**What you will do:** Scan the material below for lines with the word "color" and report how many there are, with nothing added.

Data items
□ □ □

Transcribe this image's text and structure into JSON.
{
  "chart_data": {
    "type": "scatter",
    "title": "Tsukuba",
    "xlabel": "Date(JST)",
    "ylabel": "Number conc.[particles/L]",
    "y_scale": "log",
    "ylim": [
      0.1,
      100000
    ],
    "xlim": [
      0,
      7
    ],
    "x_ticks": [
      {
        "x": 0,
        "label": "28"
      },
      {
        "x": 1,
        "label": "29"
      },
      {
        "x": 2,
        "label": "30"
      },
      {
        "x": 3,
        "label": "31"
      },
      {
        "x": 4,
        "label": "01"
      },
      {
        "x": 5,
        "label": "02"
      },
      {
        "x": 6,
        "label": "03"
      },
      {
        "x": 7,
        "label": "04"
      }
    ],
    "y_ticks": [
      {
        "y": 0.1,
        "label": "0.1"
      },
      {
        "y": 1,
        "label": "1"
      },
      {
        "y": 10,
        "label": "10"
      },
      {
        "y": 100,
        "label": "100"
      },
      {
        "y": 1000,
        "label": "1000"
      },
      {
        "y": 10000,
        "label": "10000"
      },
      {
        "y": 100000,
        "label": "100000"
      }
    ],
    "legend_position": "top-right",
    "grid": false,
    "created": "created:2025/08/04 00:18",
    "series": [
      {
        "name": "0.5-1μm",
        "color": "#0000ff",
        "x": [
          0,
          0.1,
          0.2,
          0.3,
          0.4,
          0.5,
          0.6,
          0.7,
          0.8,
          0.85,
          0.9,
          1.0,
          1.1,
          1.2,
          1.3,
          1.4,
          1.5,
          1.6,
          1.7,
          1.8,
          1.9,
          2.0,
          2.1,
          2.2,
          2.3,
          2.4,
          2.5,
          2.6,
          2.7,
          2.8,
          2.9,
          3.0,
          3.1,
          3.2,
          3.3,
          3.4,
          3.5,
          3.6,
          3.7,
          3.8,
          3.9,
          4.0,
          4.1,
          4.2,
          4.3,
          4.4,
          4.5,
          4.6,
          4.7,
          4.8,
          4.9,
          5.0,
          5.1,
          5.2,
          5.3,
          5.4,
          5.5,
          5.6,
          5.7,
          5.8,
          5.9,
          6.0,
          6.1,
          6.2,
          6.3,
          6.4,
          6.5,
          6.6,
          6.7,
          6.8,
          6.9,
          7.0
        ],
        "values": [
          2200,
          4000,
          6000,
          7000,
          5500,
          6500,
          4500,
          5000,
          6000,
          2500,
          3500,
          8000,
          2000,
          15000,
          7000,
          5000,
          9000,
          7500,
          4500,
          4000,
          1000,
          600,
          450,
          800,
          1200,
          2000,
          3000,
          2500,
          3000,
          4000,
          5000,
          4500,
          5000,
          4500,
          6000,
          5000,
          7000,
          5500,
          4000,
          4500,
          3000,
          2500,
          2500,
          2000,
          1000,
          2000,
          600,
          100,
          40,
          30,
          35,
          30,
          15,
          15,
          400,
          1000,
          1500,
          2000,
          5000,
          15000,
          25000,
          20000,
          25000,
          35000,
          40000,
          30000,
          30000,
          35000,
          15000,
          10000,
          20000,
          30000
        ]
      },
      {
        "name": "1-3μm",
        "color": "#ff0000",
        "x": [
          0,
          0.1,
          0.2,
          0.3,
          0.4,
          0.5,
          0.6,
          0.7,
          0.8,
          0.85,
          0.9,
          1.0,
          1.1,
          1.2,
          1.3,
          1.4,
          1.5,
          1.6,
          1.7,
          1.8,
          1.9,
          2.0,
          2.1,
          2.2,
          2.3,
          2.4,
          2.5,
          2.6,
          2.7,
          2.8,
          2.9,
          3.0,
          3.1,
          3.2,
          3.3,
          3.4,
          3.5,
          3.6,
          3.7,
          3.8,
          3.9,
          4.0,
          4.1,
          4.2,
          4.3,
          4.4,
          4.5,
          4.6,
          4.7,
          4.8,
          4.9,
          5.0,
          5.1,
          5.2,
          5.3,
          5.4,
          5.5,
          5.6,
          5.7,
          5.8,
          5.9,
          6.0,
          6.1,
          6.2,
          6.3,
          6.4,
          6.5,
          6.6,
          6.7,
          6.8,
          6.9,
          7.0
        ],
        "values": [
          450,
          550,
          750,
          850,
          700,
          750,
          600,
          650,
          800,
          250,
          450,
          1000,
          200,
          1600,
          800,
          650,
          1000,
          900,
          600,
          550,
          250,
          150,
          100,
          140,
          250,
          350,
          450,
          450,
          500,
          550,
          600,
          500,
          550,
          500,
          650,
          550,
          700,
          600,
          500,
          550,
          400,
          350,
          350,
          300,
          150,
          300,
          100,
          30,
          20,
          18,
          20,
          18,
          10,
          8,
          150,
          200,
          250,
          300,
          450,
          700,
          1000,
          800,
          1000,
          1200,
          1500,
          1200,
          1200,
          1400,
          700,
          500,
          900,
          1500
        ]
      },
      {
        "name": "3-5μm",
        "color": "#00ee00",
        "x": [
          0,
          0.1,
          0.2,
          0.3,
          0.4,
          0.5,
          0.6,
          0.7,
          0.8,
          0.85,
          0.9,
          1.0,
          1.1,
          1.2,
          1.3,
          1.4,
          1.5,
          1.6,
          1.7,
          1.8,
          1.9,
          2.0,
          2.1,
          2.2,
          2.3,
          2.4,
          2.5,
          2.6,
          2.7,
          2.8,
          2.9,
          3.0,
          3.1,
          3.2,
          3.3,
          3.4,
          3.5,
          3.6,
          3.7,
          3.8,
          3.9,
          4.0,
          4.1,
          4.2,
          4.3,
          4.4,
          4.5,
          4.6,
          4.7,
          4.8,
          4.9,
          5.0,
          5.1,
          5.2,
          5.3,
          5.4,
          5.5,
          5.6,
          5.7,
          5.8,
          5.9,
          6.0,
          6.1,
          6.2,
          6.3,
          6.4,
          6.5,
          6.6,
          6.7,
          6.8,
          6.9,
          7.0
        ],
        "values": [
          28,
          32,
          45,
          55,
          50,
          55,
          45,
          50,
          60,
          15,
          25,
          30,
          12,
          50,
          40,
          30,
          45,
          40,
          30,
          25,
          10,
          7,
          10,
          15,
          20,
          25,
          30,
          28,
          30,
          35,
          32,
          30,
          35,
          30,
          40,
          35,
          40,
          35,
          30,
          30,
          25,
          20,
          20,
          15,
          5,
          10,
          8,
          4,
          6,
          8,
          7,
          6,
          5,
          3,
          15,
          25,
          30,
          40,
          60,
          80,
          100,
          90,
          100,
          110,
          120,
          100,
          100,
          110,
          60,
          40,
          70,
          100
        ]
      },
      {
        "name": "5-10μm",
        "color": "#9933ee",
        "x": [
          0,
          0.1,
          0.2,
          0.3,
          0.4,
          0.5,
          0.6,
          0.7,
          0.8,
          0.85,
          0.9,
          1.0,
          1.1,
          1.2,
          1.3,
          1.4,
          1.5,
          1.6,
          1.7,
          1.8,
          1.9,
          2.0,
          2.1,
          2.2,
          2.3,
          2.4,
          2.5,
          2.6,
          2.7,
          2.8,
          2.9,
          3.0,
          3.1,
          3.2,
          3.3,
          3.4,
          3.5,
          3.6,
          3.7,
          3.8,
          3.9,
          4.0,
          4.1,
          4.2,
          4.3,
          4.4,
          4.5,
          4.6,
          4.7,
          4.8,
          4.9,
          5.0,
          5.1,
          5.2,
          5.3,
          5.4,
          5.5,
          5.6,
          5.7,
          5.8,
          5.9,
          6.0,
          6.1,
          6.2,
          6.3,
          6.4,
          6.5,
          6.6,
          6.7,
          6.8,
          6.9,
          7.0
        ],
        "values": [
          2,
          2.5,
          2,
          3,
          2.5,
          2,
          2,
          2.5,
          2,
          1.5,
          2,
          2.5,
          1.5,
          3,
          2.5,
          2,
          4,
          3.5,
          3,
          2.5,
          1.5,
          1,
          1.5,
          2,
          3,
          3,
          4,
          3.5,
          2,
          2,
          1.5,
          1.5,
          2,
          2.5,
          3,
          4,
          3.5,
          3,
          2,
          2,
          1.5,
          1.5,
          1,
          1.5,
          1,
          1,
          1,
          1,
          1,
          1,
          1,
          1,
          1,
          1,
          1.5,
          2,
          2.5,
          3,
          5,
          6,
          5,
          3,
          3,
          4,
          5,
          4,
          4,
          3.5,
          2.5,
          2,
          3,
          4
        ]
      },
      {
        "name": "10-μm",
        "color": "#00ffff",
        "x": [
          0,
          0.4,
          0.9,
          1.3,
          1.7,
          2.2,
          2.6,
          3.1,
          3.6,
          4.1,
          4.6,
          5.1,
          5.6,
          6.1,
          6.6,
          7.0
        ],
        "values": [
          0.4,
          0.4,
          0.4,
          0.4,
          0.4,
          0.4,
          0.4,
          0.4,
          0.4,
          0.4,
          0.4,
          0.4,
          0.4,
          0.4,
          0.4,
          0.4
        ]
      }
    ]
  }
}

□ □ □

**The reply:** 5